*Instructions for the task*. Starting with the line containing "target-tracking-radio[interactable] [181,64,190,73]" and going on through the line containing "form-panel: Scaling policy", rewrite the records with "footer-divider" changed to "bottom-divider" and everything else left as it is. Give only those lines.
════════
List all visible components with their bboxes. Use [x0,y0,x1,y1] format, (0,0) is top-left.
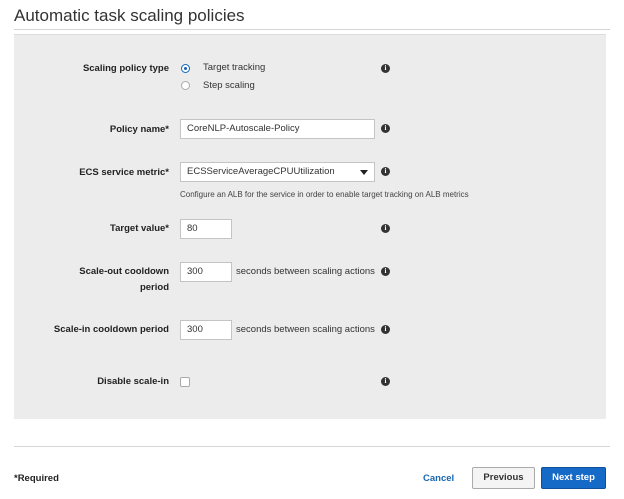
target-tracking-radio[interactable] [181,64,190,73]
scale-out-label-line1: Scale-out cooldown [79,266,169,277]
step-scaling-radio[interactable] [181,81,190,90]
footer-divider [14,446,610,447]
disable-scale-in-label: Disable scale-in [97,376,169,387]
form-panel: Scaling policy type Target tracking Step… [14,34,606,419]
scale-out-label: Scale-out cooldown period [79,265,169,295]
scale-out-input[interactable]: 300 [180,262,232,282]
scale-out-info-icon[interactable]: i [381,267,390,276]
metric-select-value: ECSServiceAverageCPUUtilization [187,166,335,177]
required-note: *Required [14,473,59,484]
target-value-info-icon[interactable]: i [381,224,390,233]
next-step-button[interactable]: Next step [541,467,606,489]
scale-out-unit: seconds between scaling actions [236,266,375,277]
metric-help-text: Configure an ALB for the service in orde… [180,190,469,199]
metric-info-icon[interactable]: i [381,167,390,176]
disable-scale-in-info-icon[interactable]: i [381,377,390,386]
scale-out-label-line2: period [139,282,169,293]
disable-scale-in-checkbox[interactable] [180,377,190,387]
target-tracking-option[interactable]: Target tracking [203,62,265,73]
scale-in-unit: seconds between scaling actions [236,324,375,335]
target-value-label: Target value* [110,223,169,234]
scale-in-input[interactable]: 300 [180,320,232,340]
metric-label: ECS service metric* [79,167,169,178]
scale-in-label: Scale-in cooldown period [53,324,169,335]
policy-name-label: Policy name* [109,124,169,135]
policy-name-info-icon[interactable]: i [381,124,390,133]
policy-name-input[interactable]: CoreNLP-Autoscale-Policy [180,119,375,139]
previous-button[interactable]: Previous [472,467,535,489]
metric-select[interactable]: ECSServiceAverageCPUUtilization [180,162,375,182]
title-divider [14,29,610,30]
target-value-input[interactable]: 80 [180,219,232,239]
page-title: Automatic task scaling policies [14,6,245,25]
policy-type-label: Scaling policy type [82,63,169,74]
policy-type-info-icon[interactable]: i [381,64,390,73]
step-scaling-option[interactable]: Step scaling [203,80,255,91]
scale-in-info-icon[interactable]: i [381,325,390,334]
cancel-button[interactable]: Cancel [423,473,454,484]
chevron-down-icon [360,170,368,175]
════════
*Complete answer*.
target-tracking-radio[interactable] [181,64,190,73]
scale-out-label-line1: Scale-out cooldown [79,266,169,277]
step-scaling-radio[interactable] [181,81,190,90]
bottom-divider [14,446,610,447]
disable-scale-in-label: Disable scale-in [97,376,169,387]
form-panel: Scaling policy type Target tracking Step… [14,34,606,419]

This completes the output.